**本文抜粋:**
-=-=-=-=-
そうした中、登場した2種類の新型Apple Watch。メインストリームはもちろん上位モデルの「Apple Watch Series 6」(税別4万2800円から)だ。しかし、それより1万3000円ほど安い税別2万9800円から購入できる「Apple Watch SE」をアップルが投入してきた背景には、世界的に高まるフィットネス・ヘルスケアデバイスへの期待に応える狙いがあるのだろう。
そうした状況を踏まえつつ、まずは2019年モデルのSeries 5と比べて、Series 6がどのように進化したのかポイントを整理していこう。
Series 6にはアップルが独自に開発したSiP (システム化されたICチップ)の最新世代「S6」が搭載されている。S5チップを搭載するSeries 5と比べてアプリやアップルのAIアシスタント「Siri(シリ)」の起動が速くなった。
S6チップは、S5チップに比べて駆動時に消費する電力が効率化されている。例えば文字盤がスリープ状態にならない「常時表示Retinaディスプレイ」。Series 5は手首を下げているときに少し画面が暗くなるが、Series 6は明るいままだ。しかも連続駆動時間はSeries 5と同じ、約18時間と変わらない。
実機で試してみると、特に明るい環境で常時オンディスプレーの視認性がぐんと上がっていた。文字盤の細かい分針・秒針も見やすい。
-=-=-=-=-
**表示データ:**
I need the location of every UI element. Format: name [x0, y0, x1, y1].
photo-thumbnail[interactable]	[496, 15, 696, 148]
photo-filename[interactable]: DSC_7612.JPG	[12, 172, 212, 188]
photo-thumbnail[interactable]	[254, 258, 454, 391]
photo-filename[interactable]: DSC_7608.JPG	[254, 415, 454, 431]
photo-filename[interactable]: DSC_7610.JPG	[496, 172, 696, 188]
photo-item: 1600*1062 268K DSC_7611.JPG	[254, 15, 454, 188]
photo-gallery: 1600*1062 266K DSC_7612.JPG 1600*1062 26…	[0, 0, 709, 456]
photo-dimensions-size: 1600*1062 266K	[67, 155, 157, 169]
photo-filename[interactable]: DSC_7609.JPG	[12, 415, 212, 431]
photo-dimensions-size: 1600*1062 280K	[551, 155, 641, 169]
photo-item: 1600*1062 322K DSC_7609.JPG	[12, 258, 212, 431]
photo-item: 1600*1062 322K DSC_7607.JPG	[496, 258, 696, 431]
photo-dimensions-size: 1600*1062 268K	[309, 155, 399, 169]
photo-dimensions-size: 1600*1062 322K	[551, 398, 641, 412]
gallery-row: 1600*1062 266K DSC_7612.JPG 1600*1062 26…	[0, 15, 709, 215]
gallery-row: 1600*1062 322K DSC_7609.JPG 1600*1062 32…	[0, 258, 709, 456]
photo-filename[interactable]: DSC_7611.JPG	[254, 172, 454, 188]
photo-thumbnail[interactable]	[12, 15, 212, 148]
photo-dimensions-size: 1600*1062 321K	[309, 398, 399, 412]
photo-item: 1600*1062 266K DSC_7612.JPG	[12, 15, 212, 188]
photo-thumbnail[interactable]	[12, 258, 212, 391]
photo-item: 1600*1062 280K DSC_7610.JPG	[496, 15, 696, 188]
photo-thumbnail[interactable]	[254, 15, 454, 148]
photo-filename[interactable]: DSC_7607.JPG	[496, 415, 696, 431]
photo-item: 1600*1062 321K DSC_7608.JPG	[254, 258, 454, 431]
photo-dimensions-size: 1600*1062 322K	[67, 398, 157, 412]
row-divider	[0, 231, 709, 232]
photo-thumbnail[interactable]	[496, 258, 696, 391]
-=-=-=-=-
**次の課題:**
1. 本文に登場するApple Watchのモデル名を、本文の表記のとおりにすべて挙げてください。
2. エントリの先頭から「415, 454, 431]」を含む行までを、その行も含めてそのまま繰り返してください。
本文とエントリは、それぞれ別の出典から取られたものです。

**課題の解答:**
1. Apple Watch Series 6、Apple Watch SE、Series 5

2.
I need the location of every UI element. Format: name [x0, y0, x1, y1].
photo-thumbnail[interactable]	[496, 15, 696, 148]
photo-filename[interactable]: DSC_7612.JPG	[12, 172, 212, 188]
photo-thumbnail[interactable]	[254, 258, 454, 391]
photo-filename[interactable]: DSC_7608.JPG	[254, 415, 454, 431]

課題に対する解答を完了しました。